__Exercise inputs__.
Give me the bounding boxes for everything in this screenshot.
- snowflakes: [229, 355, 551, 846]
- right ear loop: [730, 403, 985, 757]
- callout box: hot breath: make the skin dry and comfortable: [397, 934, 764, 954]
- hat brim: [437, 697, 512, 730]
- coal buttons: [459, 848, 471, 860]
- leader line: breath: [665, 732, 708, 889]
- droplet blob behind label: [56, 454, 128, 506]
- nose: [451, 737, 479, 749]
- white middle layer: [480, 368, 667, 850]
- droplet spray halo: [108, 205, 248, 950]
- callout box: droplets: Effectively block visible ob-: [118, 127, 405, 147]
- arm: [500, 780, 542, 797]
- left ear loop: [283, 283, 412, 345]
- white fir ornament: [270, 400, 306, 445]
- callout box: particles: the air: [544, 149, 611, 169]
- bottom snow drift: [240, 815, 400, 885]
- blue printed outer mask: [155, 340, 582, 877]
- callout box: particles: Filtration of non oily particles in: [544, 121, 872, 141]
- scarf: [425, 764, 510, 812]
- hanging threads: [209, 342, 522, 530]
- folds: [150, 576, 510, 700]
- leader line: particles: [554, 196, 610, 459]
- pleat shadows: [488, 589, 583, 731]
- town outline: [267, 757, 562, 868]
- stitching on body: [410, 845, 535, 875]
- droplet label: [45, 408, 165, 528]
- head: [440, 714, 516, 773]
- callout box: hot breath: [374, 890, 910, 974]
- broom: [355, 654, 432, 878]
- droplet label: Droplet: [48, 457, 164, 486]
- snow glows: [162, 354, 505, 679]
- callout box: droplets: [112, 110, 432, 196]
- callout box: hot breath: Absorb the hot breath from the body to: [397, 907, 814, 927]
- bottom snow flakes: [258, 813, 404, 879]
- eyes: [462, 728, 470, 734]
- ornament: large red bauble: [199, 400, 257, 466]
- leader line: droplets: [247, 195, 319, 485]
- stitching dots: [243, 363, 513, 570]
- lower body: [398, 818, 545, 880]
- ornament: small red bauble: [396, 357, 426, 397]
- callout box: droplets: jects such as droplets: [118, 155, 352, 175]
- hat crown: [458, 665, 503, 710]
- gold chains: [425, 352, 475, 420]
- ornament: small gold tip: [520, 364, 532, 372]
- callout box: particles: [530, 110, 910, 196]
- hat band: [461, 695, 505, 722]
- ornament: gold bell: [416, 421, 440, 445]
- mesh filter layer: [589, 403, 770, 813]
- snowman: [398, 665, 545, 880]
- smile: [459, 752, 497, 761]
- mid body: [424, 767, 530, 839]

__Exercise prompt__.
Count how many lines in the material above contain the string "layer", and give only the number.

__Finished exercise__.
2